[Excerpt from a dataset]
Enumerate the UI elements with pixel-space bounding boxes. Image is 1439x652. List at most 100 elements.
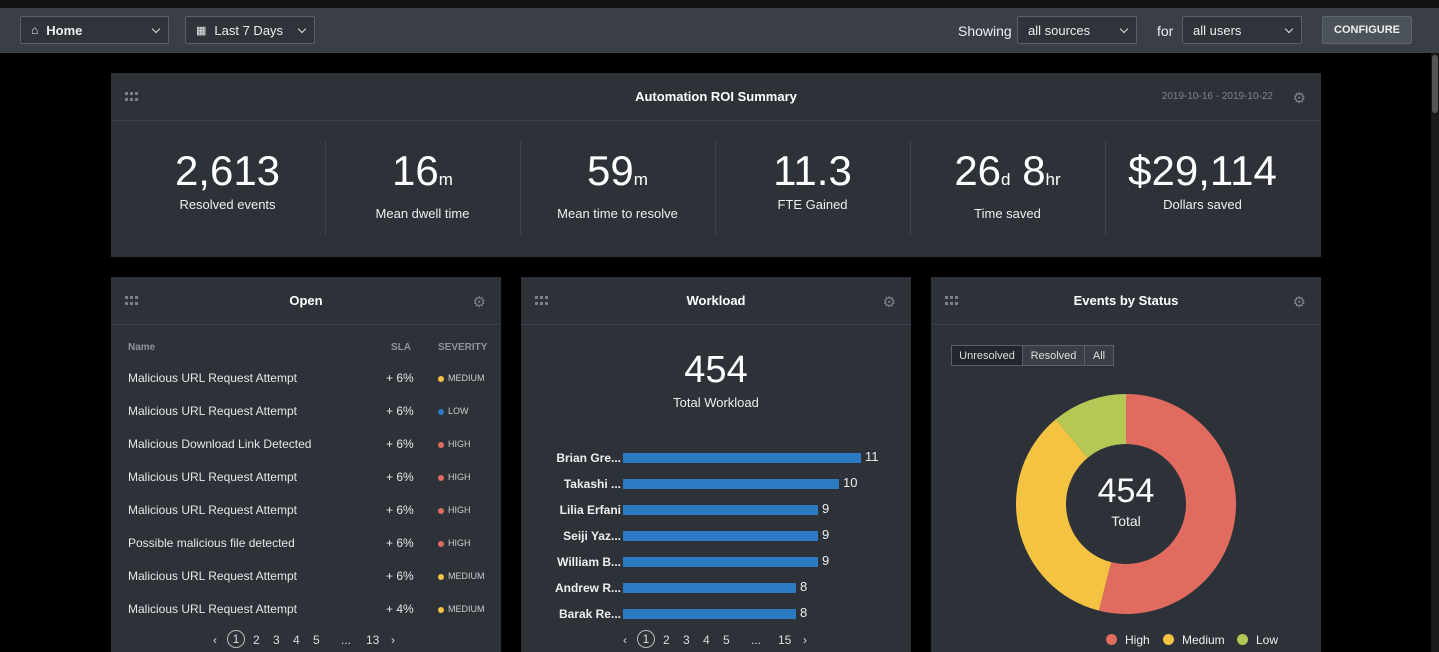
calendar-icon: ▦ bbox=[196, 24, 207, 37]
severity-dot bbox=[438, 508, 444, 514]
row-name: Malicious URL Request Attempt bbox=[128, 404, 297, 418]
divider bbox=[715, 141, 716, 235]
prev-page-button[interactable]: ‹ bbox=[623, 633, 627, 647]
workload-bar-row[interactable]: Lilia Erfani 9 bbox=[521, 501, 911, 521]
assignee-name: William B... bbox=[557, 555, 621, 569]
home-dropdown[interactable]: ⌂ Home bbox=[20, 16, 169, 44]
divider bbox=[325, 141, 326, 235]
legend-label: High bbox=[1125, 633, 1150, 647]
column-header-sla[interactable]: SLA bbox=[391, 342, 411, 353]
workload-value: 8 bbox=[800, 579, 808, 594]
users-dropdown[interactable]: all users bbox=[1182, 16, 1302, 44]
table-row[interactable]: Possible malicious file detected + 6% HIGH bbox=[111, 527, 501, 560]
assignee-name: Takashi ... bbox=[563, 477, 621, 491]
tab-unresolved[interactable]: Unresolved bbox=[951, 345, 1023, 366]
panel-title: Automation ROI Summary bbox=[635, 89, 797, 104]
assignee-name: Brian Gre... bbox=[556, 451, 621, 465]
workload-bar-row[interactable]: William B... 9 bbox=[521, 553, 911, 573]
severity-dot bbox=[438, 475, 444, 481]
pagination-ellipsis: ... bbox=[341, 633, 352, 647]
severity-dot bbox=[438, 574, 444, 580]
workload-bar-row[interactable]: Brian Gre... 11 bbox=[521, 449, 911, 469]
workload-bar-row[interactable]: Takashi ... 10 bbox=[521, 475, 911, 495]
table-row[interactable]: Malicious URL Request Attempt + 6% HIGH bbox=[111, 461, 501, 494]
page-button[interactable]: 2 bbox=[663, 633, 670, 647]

■ PROBLEM ■
Rewrite the records above with every "severity-dot" changed to "status-dot" and nothing else altered. Leave out the pictures.

■ REPLY ■
Enumerate the UI elements with pixel-space bounding boxes. Image is 1439x652. List at most 100 elements.
calendar-icon: ▦ bbox=[196, 24, 207, 37]
status-dot bbox=[438, 508, 444, 514]
row-name: Malicious URL Request Attempt bbox=[128, 404, 297, 418]
divider bbox=[715, 141, 716, 235]
prev-page-button[interactable]: ‹ bbox=[623, 633, 627, 647]
workload-bar-row[interactable]: Lilia Erfani 9 bbox=[521, 501, 911, 521]
assignee-name: William B... bbox=[557, 555, 621, 569]
home-dropdown[interactable]: ⌂ Home bbox=[20, 16, 169, 44]
divider bbox=[325, 141, 326, 235]
legend-label: High bbox=[1125, 633, 1150, 647]
column-header-sla[interactable]: SLA bbox=[391, 342, 411, 353]
workload-value: 8 bbox=[800, 579, 808, 594]
users-dropdown[interactable]: all users bbox=[1182, 16, 1302, 44]
table-row[interactable]: Possible malicious file detected + 6% HIGH bbox=[111, 527, 501, 560]
assignee-name: Takashi ... bbox=[563, 477, 621, 491]
tab-unresolved[interactable]: Unresolved bbox=[951, 345, 1023, 366]
panel-title: Automation ROI Summary bbox=[635, 89, 797, 104]
assignee-name: Brian Gre... bbox=[556, 451, 621, 465]
workload-bar-row[interactable]: William B... 9 bbox=[521, 553, 911, 573]
status-dot bbox=[438, 475, 444, 481]
pagination-ellipsis: ... bbox=[341, 633, 352, 647]
status-dot bbox=[438, 574, 444, 580]
workload-bar-row[interactable]: Brian Gre... 11 bbox=[521, 449, 911, 469]
workload-bar-row[interactable]: Takashi ... 10 bbox=[521, 475, 911, 495]
table-row[interactable]: Malicious URL Request Attempt + 6% HIGH bbox=[111, 461, 501, 494]
page-button[interactable]: 2 bbox=[663, 633, 670, 647]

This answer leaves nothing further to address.